PROBLEM TO SOLVE
Without the pictures, output the records below word for word.

(Stored entries)
================

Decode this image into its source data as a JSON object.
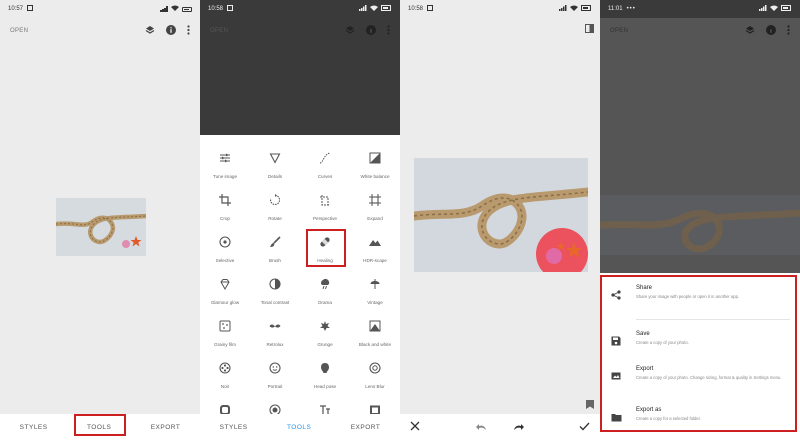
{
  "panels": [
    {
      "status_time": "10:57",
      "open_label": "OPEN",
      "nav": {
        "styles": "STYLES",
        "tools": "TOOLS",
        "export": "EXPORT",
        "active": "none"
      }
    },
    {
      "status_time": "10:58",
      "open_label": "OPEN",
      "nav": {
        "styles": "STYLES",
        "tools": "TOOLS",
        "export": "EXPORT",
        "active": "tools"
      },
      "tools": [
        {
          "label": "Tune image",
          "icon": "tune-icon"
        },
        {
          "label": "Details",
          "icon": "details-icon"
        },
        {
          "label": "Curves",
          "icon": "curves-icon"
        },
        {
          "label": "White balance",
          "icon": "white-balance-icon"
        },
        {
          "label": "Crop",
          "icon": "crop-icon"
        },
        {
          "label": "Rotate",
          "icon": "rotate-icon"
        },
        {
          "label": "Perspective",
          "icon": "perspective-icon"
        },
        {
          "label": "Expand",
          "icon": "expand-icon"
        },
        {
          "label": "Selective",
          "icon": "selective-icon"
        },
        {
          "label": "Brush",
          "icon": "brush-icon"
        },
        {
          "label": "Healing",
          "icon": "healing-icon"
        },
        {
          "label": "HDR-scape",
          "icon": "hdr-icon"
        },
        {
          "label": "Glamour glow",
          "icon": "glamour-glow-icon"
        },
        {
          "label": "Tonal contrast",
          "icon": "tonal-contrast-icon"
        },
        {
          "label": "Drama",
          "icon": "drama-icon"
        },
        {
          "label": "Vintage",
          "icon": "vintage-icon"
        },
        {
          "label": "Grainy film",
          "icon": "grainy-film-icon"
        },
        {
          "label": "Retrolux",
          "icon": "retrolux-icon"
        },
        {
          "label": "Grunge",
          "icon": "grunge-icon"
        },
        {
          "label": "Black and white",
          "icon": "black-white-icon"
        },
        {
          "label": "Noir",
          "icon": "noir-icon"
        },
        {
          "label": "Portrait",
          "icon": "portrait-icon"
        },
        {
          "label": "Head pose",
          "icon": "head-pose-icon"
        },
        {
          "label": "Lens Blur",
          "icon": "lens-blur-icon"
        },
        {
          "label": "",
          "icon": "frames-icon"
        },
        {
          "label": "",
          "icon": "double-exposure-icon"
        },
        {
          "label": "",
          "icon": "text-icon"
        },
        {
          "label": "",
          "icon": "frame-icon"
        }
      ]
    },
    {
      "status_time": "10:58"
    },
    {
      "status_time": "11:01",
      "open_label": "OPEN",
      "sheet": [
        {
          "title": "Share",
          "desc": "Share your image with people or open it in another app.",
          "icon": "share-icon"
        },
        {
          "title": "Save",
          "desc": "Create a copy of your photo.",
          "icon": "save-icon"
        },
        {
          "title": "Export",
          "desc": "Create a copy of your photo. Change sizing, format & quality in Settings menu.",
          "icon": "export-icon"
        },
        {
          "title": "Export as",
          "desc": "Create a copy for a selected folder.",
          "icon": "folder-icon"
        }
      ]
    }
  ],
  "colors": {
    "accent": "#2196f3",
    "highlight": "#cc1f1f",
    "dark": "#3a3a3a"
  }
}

================

RESPONSE
Decode this image into its source data as a JSON object.
{
  "panels": [
    {
      "status_time": "10:57",
      "open_label": "OPEN",
      "nav": {
        "styles": "STYLES",
        "tools": "TOOLS",
        "export": "EXPORT",
        "active": "none"
      }
    },
    {
      "status_time": "10:58",
      "open_label": "OPEN",
      "nav": {
        "styles": "STYLES",
        "tools": "TOOLS",
        "export": "EXPORT",
        "active": "tools"
      },
      "tools": [
        {
          "label": "Tune image",
          "icon": "tune-icon"
        },
        {
          "label": "Details",
          "icon": "details-icon"
        },
        {
          "label": "Curves",
          "icon": "curves-icon"
        },
        {
          "label": "White balance",
          "icon": "white-balance-icon"
        },
        {
          "label": "Crop",
          "icon": "crop-icon"
        },
        {
          "label": "Rotate",
          "icon": "rotate-icon"
        },
        {
          "label": "Perspective",
          "icon": "perspective-icon"
        },
        {
          "label": "Expand",
          "icon": "expand-icon"
        },
        {
          "label": "Selective",
          "icon": "selective-icon"
        },
        {
          "label": "Brush",
          "icon": "brush-icon"
        },
        {
          "label": "Healing",
          "icon": "healing-icon"
        },
        {
          "label": "HDR-scape",
          "icon": "hdr-icon"
        },
        {
          "label": "Glamour glow",
          "icon": "glamour-glow-icon"
        },
        {
          "label": "Tonal contrast",
          "icon": "tonal-contrast-icon"
        },
        {
          "label": "Drama",
          "icon": "drama-icon"
        },
        {
          "label": "Vintage",
          "icon": "vintage-icon"
        },
        {
          "label": "Grainy film",
          "icon": "grainy-film-icon"
        },
        {
          "label": "Retrolux",
          "icon": "retrolux-icon"
        },
        {
          "label": "Grunge",
          "icon": "grunge-icon"
        },
        {
          "label": "Black and white",
          "icon": "black-white-icon"
        },
        {
          "label": "Noir",
          "icon": "noir-icon"
        },
        {
          "label": "Portrait",
          "icon": "portrait-icon"
        },
        {
          "label": "Head pose",
          "icon": "head-pose-icon"
        },
        {
          "label": "Lens Blur",
          "icon": "lens-blur-icon"
        },
        {
          "label": "",
          "icon": "frames-icon"
        },
        {
          "label": "",
          "icon": "double-exposure-icon"
        },
        {
          "label": "",
          "icon": "text-icon"
        },
        {
          "label": "",
          "icon": "frame-icon"
        }
      ]
    },
    {
      "status_time": "10:58"
    },
    {
      "status_time": "11:01",
      "open_label": "OPEN",
      "sheet": [
        {
          "title": "Share",
          "desc": "Share your image with people or open it in another app.",
          "icon": "share-icon"
        },
        {
          "title": "Save",
          "desc": "Create a copy of your photo.",
          "icon": "save-icon"
        },
        {
          "title": "Export",
          "desc": "Create a copy of your photo. Change sizing, format & quality in Settings menu.",
          "icon": "export-icon"
        },
        {
          "title": "Export as",
          "desc": "Create a copy for a selected folder.",
          "icon": "folder-icon"
        }
      ]
    }
  ],
  "colors": {
    "accent": "#2196f3",
    "highlight": "#cc1f1f",
    "dark": "#3a3a3a"
  }
}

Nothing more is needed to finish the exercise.